● **Exercise prompt**
The records below are split into lines. How many of those lines contain the string "Linear"? Reply with the number only.

Chart and figure data:
○ ○ ○ ○ ○

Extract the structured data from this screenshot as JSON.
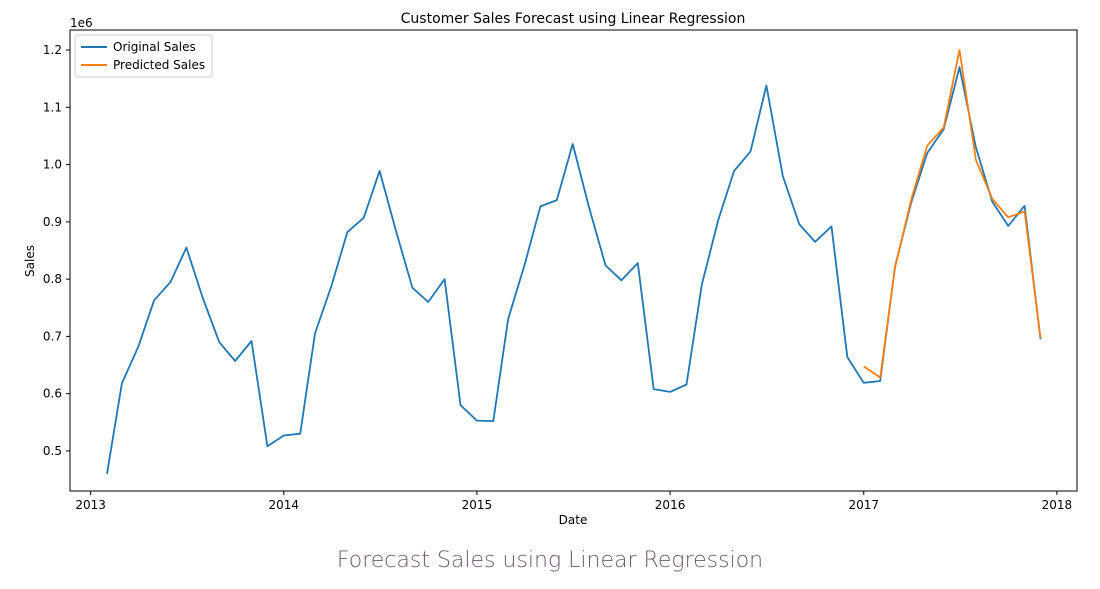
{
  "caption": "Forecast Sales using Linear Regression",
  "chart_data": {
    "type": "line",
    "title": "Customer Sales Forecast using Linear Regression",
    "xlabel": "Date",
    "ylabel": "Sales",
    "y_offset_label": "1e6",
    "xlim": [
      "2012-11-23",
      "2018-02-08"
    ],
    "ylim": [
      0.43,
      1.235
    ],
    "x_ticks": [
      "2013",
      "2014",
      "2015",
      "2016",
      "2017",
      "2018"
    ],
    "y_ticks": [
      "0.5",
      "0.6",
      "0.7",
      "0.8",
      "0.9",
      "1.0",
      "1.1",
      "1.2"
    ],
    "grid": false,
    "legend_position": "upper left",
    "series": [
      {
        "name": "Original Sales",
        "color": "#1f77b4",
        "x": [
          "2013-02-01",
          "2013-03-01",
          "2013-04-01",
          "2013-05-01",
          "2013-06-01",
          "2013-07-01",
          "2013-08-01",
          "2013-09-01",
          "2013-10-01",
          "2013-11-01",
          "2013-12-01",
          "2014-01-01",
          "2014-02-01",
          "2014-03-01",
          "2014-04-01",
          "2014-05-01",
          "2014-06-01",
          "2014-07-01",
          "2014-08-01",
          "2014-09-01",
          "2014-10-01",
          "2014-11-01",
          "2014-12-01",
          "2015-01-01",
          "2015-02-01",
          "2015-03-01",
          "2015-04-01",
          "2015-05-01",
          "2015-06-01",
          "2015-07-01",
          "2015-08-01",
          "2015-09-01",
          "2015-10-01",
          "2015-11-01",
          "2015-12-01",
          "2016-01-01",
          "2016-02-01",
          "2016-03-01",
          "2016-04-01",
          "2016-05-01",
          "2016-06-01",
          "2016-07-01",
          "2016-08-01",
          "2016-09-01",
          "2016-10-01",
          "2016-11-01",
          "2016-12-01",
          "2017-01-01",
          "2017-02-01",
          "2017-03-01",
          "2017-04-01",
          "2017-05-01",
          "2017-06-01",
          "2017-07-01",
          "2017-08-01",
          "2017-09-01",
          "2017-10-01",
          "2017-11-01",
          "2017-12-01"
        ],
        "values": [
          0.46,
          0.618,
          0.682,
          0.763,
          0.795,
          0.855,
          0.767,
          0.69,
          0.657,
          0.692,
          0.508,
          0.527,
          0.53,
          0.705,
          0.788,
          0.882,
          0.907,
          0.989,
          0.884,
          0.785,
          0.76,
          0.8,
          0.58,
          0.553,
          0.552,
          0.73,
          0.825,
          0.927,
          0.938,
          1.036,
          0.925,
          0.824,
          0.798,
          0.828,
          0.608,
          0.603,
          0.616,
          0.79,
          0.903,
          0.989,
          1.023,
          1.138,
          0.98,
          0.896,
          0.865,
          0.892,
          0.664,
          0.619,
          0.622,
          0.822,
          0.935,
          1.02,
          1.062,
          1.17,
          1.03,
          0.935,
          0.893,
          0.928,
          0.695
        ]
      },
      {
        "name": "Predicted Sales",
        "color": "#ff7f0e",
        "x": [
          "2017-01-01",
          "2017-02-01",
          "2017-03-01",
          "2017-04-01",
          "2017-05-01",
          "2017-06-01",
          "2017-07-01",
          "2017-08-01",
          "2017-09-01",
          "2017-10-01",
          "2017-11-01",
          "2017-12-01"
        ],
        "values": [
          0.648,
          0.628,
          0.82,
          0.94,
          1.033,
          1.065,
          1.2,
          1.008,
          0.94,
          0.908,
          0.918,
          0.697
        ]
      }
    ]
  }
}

○ ○ ○ ○ ○

● **Reply to the exercise**
2